Extract all lines from the data beneath that include the word "folder".

## Begin

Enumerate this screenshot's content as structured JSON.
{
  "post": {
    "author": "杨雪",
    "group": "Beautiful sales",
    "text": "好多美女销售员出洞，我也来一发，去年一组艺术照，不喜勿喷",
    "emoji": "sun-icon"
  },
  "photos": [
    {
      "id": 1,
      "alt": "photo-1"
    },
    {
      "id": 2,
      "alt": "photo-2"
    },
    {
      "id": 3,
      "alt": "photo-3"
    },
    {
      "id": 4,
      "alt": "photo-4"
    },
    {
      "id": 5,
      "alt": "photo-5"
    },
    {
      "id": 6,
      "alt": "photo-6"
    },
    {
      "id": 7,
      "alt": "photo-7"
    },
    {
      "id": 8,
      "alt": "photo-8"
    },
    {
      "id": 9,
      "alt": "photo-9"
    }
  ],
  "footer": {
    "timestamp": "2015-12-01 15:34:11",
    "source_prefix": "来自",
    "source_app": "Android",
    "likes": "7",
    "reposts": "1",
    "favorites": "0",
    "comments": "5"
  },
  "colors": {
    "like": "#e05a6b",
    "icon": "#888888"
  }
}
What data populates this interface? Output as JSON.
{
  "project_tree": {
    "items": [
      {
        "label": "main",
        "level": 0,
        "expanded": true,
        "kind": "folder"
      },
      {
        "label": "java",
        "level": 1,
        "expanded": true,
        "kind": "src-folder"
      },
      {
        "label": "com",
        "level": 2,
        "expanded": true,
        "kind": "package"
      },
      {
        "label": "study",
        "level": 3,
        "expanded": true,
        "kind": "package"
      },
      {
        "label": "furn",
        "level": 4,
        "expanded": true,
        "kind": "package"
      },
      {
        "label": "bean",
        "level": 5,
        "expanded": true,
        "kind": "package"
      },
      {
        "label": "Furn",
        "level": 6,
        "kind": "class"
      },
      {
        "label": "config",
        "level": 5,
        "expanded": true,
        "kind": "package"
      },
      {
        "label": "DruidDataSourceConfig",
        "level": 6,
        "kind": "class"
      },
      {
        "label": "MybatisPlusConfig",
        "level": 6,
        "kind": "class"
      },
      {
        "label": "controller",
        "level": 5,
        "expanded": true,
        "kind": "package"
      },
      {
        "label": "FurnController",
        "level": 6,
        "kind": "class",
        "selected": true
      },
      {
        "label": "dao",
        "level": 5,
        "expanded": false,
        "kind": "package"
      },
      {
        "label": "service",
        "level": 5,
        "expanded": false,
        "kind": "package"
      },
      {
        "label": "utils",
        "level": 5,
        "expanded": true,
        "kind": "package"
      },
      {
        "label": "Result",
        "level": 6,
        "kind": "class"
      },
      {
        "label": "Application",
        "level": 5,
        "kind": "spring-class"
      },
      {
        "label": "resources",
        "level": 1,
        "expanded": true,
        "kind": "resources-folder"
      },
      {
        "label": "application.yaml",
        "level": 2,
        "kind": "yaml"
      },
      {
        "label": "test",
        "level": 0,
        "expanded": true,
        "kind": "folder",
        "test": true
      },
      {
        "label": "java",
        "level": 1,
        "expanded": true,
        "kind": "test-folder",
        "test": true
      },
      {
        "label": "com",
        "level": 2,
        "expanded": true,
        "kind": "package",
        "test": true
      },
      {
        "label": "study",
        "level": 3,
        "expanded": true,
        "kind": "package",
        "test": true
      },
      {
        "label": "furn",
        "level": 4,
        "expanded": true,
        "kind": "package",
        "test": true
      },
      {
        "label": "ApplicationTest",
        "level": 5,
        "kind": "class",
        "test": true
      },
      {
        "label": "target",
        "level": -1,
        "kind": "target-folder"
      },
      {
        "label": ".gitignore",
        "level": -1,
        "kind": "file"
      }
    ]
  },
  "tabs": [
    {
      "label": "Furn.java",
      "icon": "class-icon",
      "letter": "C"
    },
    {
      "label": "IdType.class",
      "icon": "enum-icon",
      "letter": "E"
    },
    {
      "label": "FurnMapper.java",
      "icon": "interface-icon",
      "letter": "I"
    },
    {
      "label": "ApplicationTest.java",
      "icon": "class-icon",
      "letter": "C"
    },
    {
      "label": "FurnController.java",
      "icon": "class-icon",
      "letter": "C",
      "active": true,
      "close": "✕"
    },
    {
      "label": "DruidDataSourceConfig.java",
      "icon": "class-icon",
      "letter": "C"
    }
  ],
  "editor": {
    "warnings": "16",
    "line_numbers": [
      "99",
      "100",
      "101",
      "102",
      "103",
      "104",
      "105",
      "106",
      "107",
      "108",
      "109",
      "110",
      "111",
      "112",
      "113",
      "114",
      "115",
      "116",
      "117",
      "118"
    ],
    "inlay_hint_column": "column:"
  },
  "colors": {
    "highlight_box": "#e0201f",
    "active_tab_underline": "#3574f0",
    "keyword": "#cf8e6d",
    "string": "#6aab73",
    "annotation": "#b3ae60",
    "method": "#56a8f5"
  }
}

## End

* [THE REPLY]
        "kind": "folder"
        "kind": "src-folder"
        "kind": "resources-folder"
        "kind": "folder",
        "kind": "test-folder",
        "kind": "target-folder"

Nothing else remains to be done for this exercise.